*STATED EXERCISE:* Copy out exactly the lines from the line containing "Parse this screenshot: output" to the end of the listing.

Structured figure records
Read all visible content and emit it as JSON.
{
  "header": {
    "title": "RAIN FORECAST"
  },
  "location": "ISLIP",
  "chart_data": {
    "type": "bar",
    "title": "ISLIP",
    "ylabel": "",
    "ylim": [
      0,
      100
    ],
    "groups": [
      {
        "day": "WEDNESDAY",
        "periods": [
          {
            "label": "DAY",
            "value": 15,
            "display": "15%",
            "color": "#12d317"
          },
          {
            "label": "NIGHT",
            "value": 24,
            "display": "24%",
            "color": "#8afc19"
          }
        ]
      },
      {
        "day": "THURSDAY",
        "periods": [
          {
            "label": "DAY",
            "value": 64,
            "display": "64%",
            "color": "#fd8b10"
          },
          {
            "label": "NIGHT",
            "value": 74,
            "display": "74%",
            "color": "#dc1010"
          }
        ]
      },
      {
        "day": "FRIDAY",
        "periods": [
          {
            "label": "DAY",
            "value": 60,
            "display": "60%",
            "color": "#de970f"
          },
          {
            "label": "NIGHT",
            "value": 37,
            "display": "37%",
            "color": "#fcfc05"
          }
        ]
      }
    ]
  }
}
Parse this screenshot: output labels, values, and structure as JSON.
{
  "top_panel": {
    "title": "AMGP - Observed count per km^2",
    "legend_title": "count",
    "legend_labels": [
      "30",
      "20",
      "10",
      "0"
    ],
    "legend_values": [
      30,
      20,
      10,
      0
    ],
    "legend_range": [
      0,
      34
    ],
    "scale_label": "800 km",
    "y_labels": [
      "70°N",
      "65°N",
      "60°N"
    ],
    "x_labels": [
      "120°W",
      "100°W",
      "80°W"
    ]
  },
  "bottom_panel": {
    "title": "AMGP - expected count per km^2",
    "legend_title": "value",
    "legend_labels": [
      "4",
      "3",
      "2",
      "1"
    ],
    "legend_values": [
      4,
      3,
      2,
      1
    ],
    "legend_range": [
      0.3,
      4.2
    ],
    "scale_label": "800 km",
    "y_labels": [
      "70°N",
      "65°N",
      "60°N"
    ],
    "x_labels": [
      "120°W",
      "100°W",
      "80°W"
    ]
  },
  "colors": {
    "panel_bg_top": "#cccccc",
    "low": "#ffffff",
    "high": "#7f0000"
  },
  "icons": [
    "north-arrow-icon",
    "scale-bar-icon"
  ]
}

*THE ANSWER:*
Parse this screenshot: output labels, values, and structure as JSON.
{
  "top_panel": {
    "title": "AMGP - Observed count per km^2",
    "legend_title": "count",
    "legend_labels": [
      "30",
      "20",
      "10",
      "0"
    ],
    "legend_values": [
      30,
      20,
      10,
      0
    ],
    "legend_range": [
      0,
      34
    ],
    "scale_label": "800 km",
    "y_labels": [
      "70°N",
      "65°N",
      "60°N"
    ],
    "x_labels": [
      "120°W",
      "100°W",
      "80°W"
    ]
  },
  "bottom_panel": {
    "title": "AMGP - expected count per km^2",
    "legend_title": "value",
    "legend_labels": [
      "4",
      "3",
      "2",
      "1"
    ],
    "legend_values": [
      4,
      3,
      2,
      1
    ],
    "legend_range": [
      0.3,
      4.2
    ],
    "scale_label": "800 km",
    "y_labels": [
      "70°N",
      "65°N",
      "60°N"
    ],
    "x_labels": [
      "120°W",
      "100°W",
      "80°W"
    ]
  },
  "colors": {
    "panel_bg_top": "#cccccc",
    "low": "#ffffff",
    "high": "#7f0000"
  },
  "icons": [
    "north-arrow-icon",
    "scale-bar-icon"
  ]
}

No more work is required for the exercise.